Aim of the exercise:
Transcribe the records below exactly.

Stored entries
------------------------------------------------

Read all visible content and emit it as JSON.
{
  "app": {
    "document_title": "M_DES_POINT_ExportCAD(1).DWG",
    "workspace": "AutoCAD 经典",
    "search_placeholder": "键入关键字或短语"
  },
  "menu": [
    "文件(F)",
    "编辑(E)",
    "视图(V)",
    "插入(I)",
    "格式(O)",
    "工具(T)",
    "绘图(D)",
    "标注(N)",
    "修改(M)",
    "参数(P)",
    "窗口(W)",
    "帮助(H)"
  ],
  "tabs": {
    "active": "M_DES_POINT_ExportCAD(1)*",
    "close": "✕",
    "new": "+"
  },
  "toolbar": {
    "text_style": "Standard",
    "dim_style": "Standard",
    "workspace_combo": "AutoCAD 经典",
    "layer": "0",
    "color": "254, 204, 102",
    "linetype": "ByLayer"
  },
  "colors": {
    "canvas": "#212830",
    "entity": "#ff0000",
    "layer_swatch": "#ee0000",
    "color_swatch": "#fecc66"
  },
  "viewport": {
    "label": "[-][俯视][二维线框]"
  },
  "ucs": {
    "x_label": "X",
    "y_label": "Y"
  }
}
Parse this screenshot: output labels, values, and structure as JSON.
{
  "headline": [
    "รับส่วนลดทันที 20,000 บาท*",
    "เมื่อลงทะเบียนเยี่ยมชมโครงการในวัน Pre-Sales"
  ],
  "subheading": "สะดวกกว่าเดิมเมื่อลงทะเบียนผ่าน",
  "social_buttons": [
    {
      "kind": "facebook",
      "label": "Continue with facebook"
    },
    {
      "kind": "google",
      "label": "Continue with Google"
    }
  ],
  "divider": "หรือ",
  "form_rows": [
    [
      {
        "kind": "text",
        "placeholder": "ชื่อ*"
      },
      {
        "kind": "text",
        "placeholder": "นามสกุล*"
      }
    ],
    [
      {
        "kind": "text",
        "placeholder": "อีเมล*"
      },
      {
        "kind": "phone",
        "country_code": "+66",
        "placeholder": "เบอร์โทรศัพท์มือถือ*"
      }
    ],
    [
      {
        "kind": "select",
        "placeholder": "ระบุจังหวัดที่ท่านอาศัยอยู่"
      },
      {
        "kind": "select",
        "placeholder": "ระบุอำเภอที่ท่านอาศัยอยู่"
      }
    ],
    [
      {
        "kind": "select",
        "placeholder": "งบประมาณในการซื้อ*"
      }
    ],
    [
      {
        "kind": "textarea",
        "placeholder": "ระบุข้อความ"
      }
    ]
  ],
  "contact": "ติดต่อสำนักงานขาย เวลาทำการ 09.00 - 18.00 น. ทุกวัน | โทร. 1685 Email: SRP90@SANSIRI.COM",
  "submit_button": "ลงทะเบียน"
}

------------------------------------------------

Full output:
Read all visible content and emit it as JSON.
{
  "app": {
    "document_title": "M_DES_POINT_ExportCAD(1).DWG",
    "workspace": "AutoCAD 经典",
    "search_placeholder": "键入关键字或短语"
  },
  "menu": [
    "文件(F)",
    "编辑(E)",
    "视图(V)",
    "插入(I)",
    "格式(O)",
    "工具(T)",
    "绘图(D)",
    "标注(N)",
    "修改(M)",
    "参数(P)",
    "窗口(W)",
    "帮助(H)"
  ],
  "tabs": {
    "active": "M_DES_POINT_ExportCAD(1)*",
    "close": "✕",
    "new": "+"
  },
  "toolbar": {
    "text_style": "Standard",
    "dim_style": "Standard",
    "workspace_combo": "AutoCAD 经典",
    "layer": "0",
    "color": "254, 204, 102",
    "linetype": "ByLayer"
  },
  "colors": {
    "canvas": "#212830",
    "entity": "#ff0000",
    "layer_swatch": "#ee0000",
    "color_swatch": "#fecc66"
  },
  "viewport": {
    "label": "[-][俯视][二维线框]"
  },
  "ucs": {
    "x_label": "X",
    "y_label": "Y"
  }
}
Parse this screenshot: output labels, values, and structure as JSON.
{
  "headline": [
    "รับส่วนลดทันที 20,000 บาท*",
    "เมื่อลงทะเบียนเยี่ยมชมโครงการในวัน Pre-Sales"
  ],
  "subheading": "สะดวกกว่าเดิมเมื่อลงทะเบียนผ่าน",
  "social_buttons": [
    {
      "kind": "facebook",
      "label": "Continue with facebook"
    },
    {
      "kind": "google",
      "label": "Continue with Google"
    }
  ],
  "divider": "หรือ",
  "form_rows": [
    [
      {
        "kind": "text",
        "placeholder": "ชื่อ*"
      },
      {
        "kind": "text",
        "placeholder": "นามสกุล*"
      }
    ],
    [
      {
        "kind": "text",
        "placeholder": "อีเมล*"
      },
      {
        "kind": "phone",
        "country_code": "+66",
        "placeholder": "เบอร์โทรศัพท์มือถือ*"
      }
    ],
    [
      {
        "kind": "select",
        "placeholder": "ระบุจังหวัดที่ท่านอาศัยอยู่"
      },
      {
        "kind": "select",
        "placeholder": "ระบุอำเภอที่ท่านอาศัยอยู่"
      }
    ],
    [
      {
        "kind": "select",
        "placeholder": "งบประมาณในการซื้อ*"
      }
    ],
    [
      {
        "kind": "textarea",
        "placeholder": "ระบุข้อความ"
      }
    ]
  ],
  "contact": "ติดต่อสำนักงานขาย เวลาทำการ 09.00 - 18.00 น. ทุกวัน | โทร. 1685 Email: SRP90@SANSIRI.COM",
  "submit_button": "ลงทะเบียน"
}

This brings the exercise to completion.